[Brief]
The records should be written out in full, with nothing altered.

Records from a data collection
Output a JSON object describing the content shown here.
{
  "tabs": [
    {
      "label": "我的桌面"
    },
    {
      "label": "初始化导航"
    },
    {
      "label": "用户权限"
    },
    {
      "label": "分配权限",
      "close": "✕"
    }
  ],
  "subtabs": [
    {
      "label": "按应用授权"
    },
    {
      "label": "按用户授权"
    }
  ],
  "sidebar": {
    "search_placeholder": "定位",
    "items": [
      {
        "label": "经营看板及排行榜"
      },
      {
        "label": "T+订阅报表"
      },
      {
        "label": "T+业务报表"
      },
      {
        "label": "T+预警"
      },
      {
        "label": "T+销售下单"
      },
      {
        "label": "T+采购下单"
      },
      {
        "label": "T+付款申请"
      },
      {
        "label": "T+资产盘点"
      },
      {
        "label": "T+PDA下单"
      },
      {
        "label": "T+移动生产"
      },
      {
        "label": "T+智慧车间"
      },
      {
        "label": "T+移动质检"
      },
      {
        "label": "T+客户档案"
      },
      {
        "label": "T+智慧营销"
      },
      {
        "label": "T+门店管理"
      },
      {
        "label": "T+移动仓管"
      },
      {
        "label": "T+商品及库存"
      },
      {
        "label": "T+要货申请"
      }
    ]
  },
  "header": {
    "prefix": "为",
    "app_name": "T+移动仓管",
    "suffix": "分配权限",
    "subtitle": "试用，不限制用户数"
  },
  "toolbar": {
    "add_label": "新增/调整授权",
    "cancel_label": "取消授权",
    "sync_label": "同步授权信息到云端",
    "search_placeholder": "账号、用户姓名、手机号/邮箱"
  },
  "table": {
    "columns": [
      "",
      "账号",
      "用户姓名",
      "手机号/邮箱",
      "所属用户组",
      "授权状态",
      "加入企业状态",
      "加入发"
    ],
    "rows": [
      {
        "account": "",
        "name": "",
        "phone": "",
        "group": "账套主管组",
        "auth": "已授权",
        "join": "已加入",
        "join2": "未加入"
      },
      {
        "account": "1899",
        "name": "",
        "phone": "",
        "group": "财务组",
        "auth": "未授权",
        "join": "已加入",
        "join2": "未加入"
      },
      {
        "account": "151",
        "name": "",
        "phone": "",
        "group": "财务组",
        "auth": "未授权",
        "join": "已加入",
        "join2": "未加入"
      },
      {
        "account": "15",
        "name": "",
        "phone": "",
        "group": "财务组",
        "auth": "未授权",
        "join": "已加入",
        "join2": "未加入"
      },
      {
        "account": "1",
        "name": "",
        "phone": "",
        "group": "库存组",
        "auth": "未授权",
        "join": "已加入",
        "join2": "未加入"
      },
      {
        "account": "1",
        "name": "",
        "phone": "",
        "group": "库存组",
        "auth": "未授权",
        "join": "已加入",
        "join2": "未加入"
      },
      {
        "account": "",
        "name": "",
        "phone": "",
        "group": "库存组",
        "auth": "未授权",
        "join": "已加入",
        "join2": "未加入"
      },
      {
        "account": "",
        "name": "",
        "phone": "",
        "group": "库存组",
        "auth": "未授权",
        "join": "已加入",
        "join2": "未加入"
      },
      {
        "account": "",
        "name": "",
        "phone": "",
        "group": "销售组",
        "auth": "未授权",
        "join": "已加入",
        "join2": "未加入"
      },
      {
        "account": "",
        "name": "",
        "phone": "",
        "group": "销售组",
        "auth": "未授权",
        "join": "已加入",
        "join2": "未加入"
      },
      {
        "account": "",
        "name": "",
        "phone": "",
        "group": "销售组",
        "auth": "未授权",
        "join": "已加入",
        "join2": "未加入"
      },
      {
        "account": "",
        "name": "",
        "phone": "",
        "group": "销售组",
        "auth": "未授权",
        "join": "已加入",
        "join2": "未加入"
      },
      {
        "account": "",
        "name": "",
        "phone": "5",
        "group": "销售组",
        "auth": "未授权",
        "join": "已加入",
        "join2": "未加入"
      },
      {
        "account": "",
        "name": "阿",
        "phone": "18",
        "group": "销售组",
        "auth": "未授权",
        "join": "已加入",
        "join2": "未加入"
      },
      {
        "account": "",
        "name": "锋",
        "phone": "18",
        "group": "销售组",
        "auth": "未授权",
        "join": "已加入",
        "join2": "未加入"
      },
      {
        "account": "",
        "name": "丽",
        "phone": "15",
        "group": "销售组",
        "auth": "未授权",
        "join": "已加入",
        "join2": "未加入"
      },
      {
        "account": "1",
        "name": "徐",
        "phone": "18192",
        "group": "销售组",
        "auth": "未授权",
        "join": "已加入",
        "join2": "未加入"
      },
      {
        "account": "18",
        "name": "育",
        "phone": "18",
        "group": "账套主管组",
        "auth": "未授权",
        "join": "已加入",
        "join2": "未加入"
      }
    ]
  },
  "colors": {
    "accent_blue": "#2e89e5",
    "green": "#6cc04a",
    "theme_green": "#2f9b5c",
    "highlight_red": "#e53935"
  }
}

[Worked answer]
Output a JSON object describing the content shown here.
{
  "tabs": [
    {
      "label": "我的桌面"
    },
    {
      "label": "初始化导航"
    },
    {
      "label": "用户权限"
    },
    {
      "label": "分配权限",
      "close": "✕"
    }
  ],
  "subtabs": [
    {
      "label": "按应用授权"
    },
    {
      "label": "按用户授权"
    }
  ],
  "sidebar": {
    "search_placeholder": "定位",
    "items": [
      {
        "label": "经营看板及排行榜"
      },
      {
        "label": "T+订阅报表"
      },
      {
        "label": "T+业务报表"
      },
      {
        "label": "T+预警"
      },
      {
        "label": "T+销售下单"
      },
      {
        "label": "T+采购下单"
      },
      {
        "label": "T+付款申请"
      },
      {
        "label": "T+资产盘点"
      },
      {
        "label": "T+PDA下单"
      },
      {
        "label": "T+移动生产"
      },
      {
        "label": "T+智慧车间"
      },
      {
        "label": "T+移动质检"
      },
      {
        "label": "T+客户档案"
      },
      {
        "label": "T+智慧营销"
      },
      {
        "label": "T+门店管理"
      },
      {
        "label": "T+移动仓管"
      },
      {
        "label": "T+商品及库存"
      },
      {
        "label": "T+要货申请"
      }
    ]
  },
  "header": {
    "prefix": "为",
    "app_name": "T+移动仓管",
    "suffix": "分配权限",
    "subtitle": "试用，不限制用户数"
  },
  "toolbar": {
    "add_label": "新增/调整授权",
    "cancel_label": "取消授权",
    "sync_label": "同步授权信息到云端",
    "search_placeholder": "账号、用户姓名、手机号/邮箱"
  },
  "table": {
    "columns": [
      "",
      "账号",
      "用户姓名",
      "手机号/邮箱",
      "所属用户组",
      "授权状态",
      "加入企业状态",
      "加入发"
    ],
    "rows": [
      {
        "account": "",
        "name": "",
        "phone": "",
        "group": "账套主管组",
        "auth": "已授权",
        "join": "已加入",
        "join2": "未加入"
      },
      {
        "account": "1899",
        "name": "",
        "phone": "",
        "group": "财务组",
        "auth": "未授权",
        "join": "已加入",
        "join2": "未加入"
      },
      {
        "account": "151",
        "name": "",
        "phone": "",
        "group": "财务组",
        "auth": "未授权",
        "join": "已加入",
        "join2": "未加入"
      },
      {
        "account": "15",
        "name": "",
        "phone": "",
        "group": "财务组",
        "auth": "未授权",
        "join": "已加入",
        "join2": "未加入"
      },
      {
        "account": "1",
        "name": "",
        "phone": "",
        "group": "库存组",
        "auth": "未授权",
        "join": "已加入",
        "join2": "未加入"
      },
      {
        "account": "1",
        "name": "",
        "phone": "",
        "group": "库存组",
        "auth": "未授权",
        "join": "已加入",
        "join2": "未加入"
      },
      {
        "account": "",
        "name": "",
        "phone": "",
        "group": "库存组",
        "auth": "未授权",
        "join": "已加入",
        "join2": "未加入"
      },
      {
        "account": "",
        "name": "",
        "phone": "",
        "group": "库存组",
        "auth": "未授权",
        "join": "已加入",
        "join2": "未加入"
      },
      {
        "account": "",
        "name": "",
        "phone": "",
        "group": "销售组",
        "auth": "未授权",
        "join": "已加入",
        "join2": "未加入"
      },
      {
        "account": "",
        "name": "",
        "phone": "",
        "group": "销售组",
        "auth": "未授权",
        "join": "已加入",
        "join2": "未加入"
      },
      {
        "account": "",
        "name": "",
        "phone": "",
        "group": "销售组",
        "auth": "未授权",
        "join": "已加入",
        "join2": "未加入"
      },
      {
        "account": "",
        "name": "",
        "phone": "",
        "group": "销售组",
        "auth": "未授权",
        "join": "已加入",
        "join2": "未加入"
      },
      {
        "account": "",
        "name": "",
        "phone": "5",
        "group": "销售组",
        "auth": "未授权",
        "join": "已加入",
        "join2": "未加入"
      },
      {
        "account": "",
        "name": "阿",
        "phone": "18",
        "group": "销售组",
        "auth": "未授权",
        "join": "已加入",
        "join2": "未加入"
      },
      {
        "account": "",
        "name": "锋",
        "phone": "18",
        "group": "销售组",
        "auth": "未授权",
        "join": "已加入",
        "join2": "未加入"
      },
      {
        "account": "",
        "name": "丽",
        "phone": "15",
        "group": "销售组",
        "auth": "未授权",
        "join": "已加入",
        "join2": "未加入"
      },
      {
        "account": "1",
        "name": "徐",
        "phone": "18192",
        "group": "销售组",
        "auth": "未授权",
        "join": "已加入",
        "join2": "未加入"
      },
      {
        "account": "18",
        "name": "育",
        "phone": "18",
        "group": "账套主管组",
        "auth": "未授权",
        "join": "已加入",
        "join2": "未加入"
      }
    ]
  },
  "colors": {
    "accent_blue": "#2e89e5",
    "green": "#6cc04a",
    "theme_green": "#2f9b5c",
    "highlight_red": "#e53935"
  }
}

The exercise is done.